### The request
Repeat the whole listing exactly as written.

### Data records
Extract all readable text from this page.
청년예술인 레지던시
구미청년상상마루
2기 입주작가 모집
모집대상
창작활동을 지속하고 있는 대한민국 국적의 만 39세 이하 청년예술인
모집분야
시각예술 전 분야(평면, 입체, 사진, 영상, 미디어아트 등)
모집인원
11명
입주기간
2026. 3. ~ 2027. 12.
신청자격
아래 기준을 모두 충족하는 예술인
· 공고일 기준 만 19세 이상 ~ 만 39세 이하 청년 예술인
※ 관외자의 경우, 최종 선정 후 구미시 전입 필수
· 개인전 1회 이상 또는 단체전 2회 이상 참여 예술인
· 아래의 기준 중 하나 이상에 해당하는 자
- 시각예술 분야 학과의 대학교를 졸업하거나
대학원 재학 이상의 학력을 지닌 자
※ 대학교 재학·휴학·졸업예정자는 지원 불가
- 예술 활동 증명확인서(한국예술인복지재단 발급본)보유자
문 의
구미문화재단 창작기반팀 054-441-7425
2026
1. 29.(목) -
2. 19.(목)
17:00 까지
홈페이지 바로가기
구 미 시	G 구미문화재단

### Exercise answer
Extract all readable text from this page.
청년예술인 레지던시
구미청년상상마루
2기 입주작가 모집
모집대상
창작활동을 지속하고 있는 대한민국 국적의 만 39세 이하 청년예술인
모집분야
시각예술 전 분야(평면, 입체, 사진, 영상, 미디어아트 등)
모집인원
11명
입주기간
2026. 3. ~ 2027. 12.
신청자격
아래 기준을 모두 충족하는 예술인
· 공고일 기준 만 19세 이상 ~ 만 39세 이하 청년 예술인
※ 관외자의 경우, 최종 선정 후 구미시 전입 필수
· 개인전 1회 이상 또는 단체전 2회 이상 참여 예술인
· 아래의 기준 중 하나 이상에 해당하는 자
- 시각예술 분야 학과의 대학교를 졸업하거나
대학원 재학 이상의 학력을 지닌 자
※ 대학교 재학·휴학·졸업예정자는 지원 불가
- 예술 활동 증명확인서(한국예술인복지재단 발급본)보유자
문 의
구미문화재단 창작기반팀 054-441-7425
2026
1. 29.(목) -
2. 19.(목)
17:00 까지
홈페이지 바로가기
구 미 시	G 구미문화재단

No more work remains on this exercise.